## Instructions to follow
Exactly reproduce all the records, keeping pictures out of the copy.

## Dataset entries
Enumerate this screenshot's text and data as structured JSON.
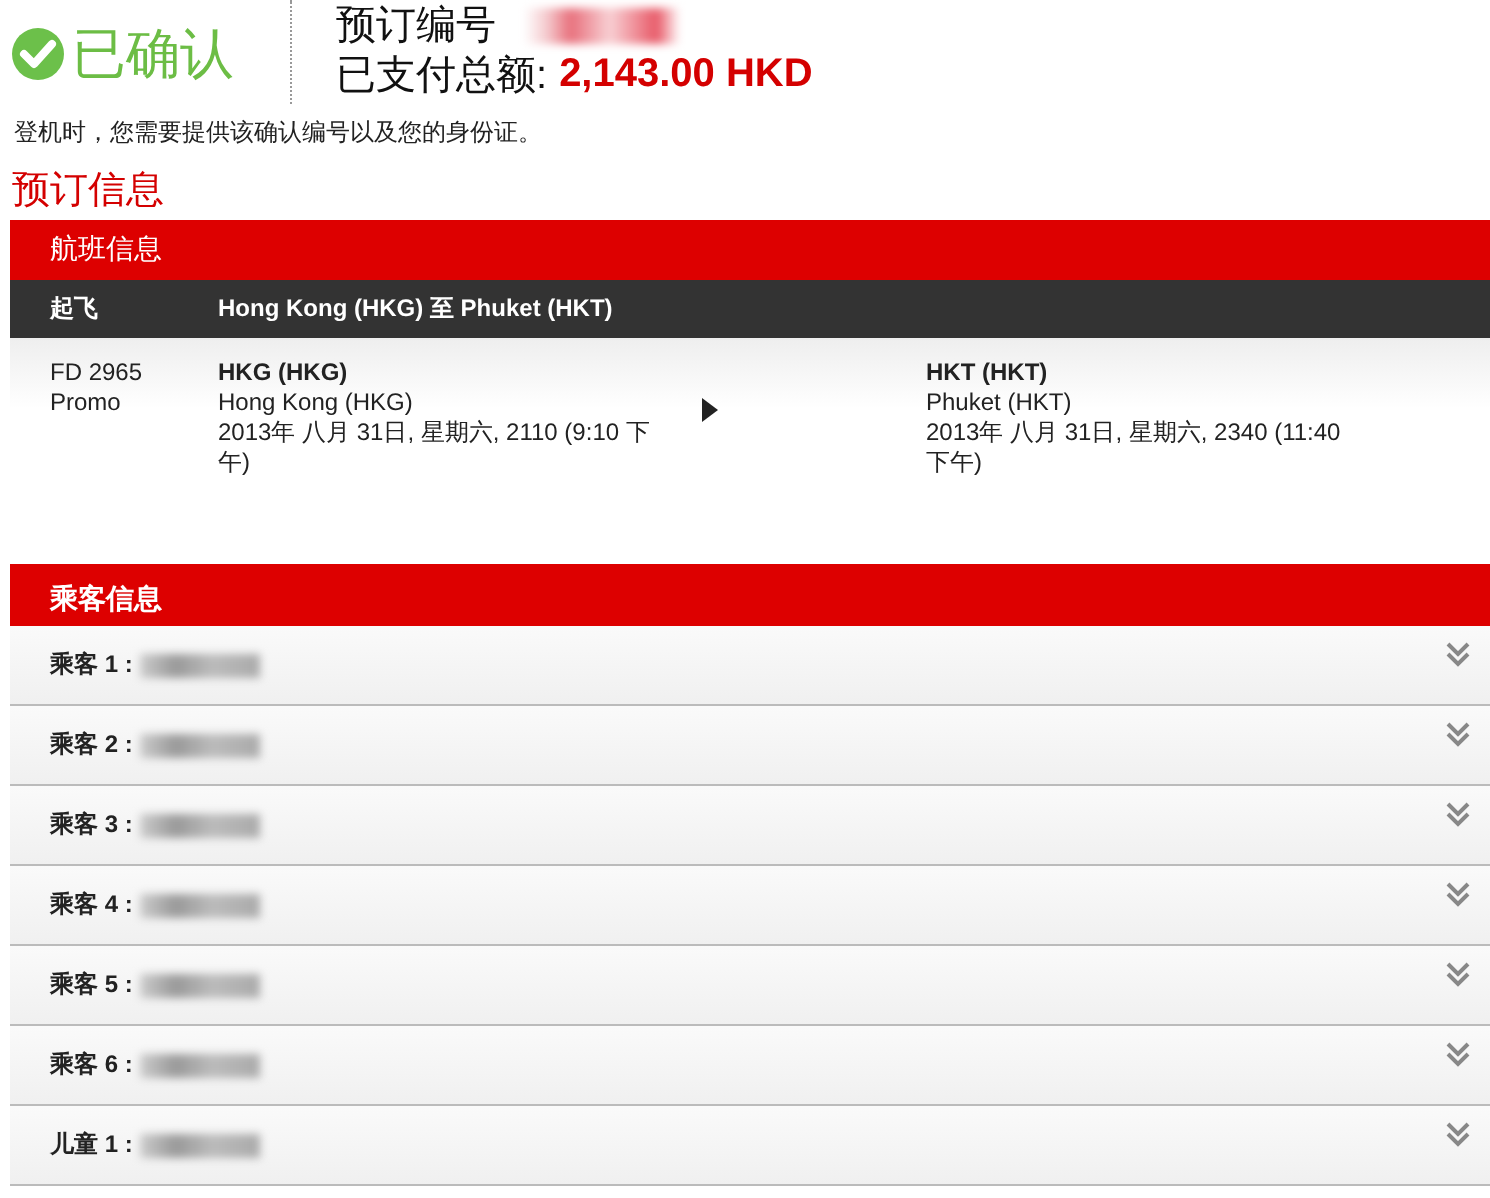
{
  "status": {
    "label": "已确认"
  },
  "booking": {
    "number_label": "预订编号",
    "paid_label": "已支付总额:",
    "paid_amount": "2,143.00 HKD"
  },
  "notice": "登机时，您需要提供该确认编号以及您的身份证。",
  "section_title": "预订信息",
  "flight": {
    "header": "航班信息",
    "leg_label": "起飞",
    "route": "Hong Kong (HKG) 至 Phuket (HKT)",
    "number": "FD 2965",
    "fare": "Promo",
    "departure": {
      "code": "HKG (HKG)",
      "city": "Hong Kong (HKG)",
      "time": "2013年 八月 31日, 星期六, 2110 (9:10 下午)"
    },
    "arrival": {
      "code": "HKT (HKT)",
      "city": "Phuket (HKT)",
      "time": "2013年 八月 31日, 星期六, 2340 (11:40 下午)"
    }
  },
  "passengers": {
    "header": "乘客信息",
    "rows": [
      {
        "label": "乘客 1 :",
        "expanded": false
      },
      {
        "label": "乘客 2 :",
        "expanded": false
      },
      {
        "label": "乘客 3 :",
        "expanded": false
      },
      {
        "label": "乘客 4 :",
        "expanded": false
      },
      {
        "label": "乘客 5 :",
        "expanded": false
      },
      {
        "label": "乘客 6 :",
        "expanded": false
      },
      {
        "label": "儿童 1 :",
        "expanded": false
      }
    ]
  }
}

## Solved problem
Enumerate this screenshot's text and data as structured JSON.
{
  "status": {
    "label": "已确认"
  },
  "booking": {
    "number_label": "预订编号",
    "paid_label": "已支付总额:",
    "paid_amount": "2,143.00 HKD"
  },
  "notice": "登机时，您需要提供该确认编号以及您的身份证。",
  "section_title": "预订信息",
  "flight": {
    "header": "航班信息",
    "leg_label": "起飞",
    "route": "Hong Kong (HKG) 至 Phuket (HKT)",
    "number": "FD 2965",
    "fare": "Promo",
    "departure": {
      "code": "HKG (HKG)",
      "city": "Hong Kong (HKG)",
      "time": "2013年 八月 31日, 星期六, 2110 (9:10 下午)"
    },
    "arrival": {
      "code": "HKT (HKT)",
      "city": "Phuket (HKT)",
      "time": "2013年 八月 31日, 星期六, 2340 (11:40 下午)"
    }
  },
  "passengers": {
    "header": "乘客信息",
    "rows": [
      {
        "label": "乘客 1 :",
        "expanded": false
      },
      {
        "label": "乘客 2 :",
        "expanded": false
      },
      {
        "label": "乘客 3 :",
        "expanded": false
      },
      {
        "label": "乘客 4 :",
        "expanded": false
      },
      {
        "label": "乘客 5 :",
        "expanded": false
      },
      {
        "label": "乘客 6 :",
        "expanded": false
      },
      {
        "label": "儿童 1 :",
        "expanded": false
      }
    ]
  }
}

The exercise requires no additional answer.